*DATA SUPPLIED*.
* * * * * * *

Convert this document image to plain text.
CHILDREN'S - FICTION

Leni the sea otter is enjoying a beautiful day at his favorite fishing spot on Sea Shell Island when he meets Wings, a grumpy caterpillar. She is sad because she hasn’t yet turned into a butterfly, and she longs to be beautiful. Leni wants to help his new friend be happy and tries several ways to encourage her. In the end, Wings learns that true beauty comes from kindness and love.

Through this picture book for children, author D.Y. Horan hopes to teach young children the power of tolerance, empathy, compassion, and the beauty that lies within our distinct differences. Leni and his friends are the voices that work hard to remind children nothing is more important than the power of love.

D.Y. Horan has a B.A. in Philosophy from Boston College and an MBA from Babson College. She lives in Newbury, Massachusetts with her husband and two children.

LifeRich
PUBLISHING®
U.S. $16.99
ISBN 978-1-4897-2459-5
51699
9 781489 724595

* * * * * * *

*REQUEST*.
Reproduce the records in full, exactly as written.

*ANSWER FOR THIS EXERCISE*.
Convert this document image to plain text.
CHILDREN'S - FICTION

Leni the sea otter is enjoying a beautiful day at his favorite fishing spot on Sea Shell Island when he meets Wings, a grumpy caterpillar. She is sad because she hasn’t yet turned into a butterfly, and she longs to be beautiful. Leni wants to help his new friend be happy and tries several ways to encourage her. In the end, Wings learns that true beauty comes from kindness and love.

Through this picture book for children, author D.Y. Horan hopes to teach young children the power of tolerance, empathy, compassion, and the beauty that lies within our distinct differences. Leni and his friends are the voices that work hard to remind children nothing is more important than the power of love.

D.Y. Horan has a B.A. in Philosophy from Boston College and an MBA from Babson College. She lives in Newbury, Massachusetts with her husband and two children.

LifeRich
PUBLISHING®
U.S. $16.99
ISBN 978-1-4897-2459-5
51699
9 781489 724595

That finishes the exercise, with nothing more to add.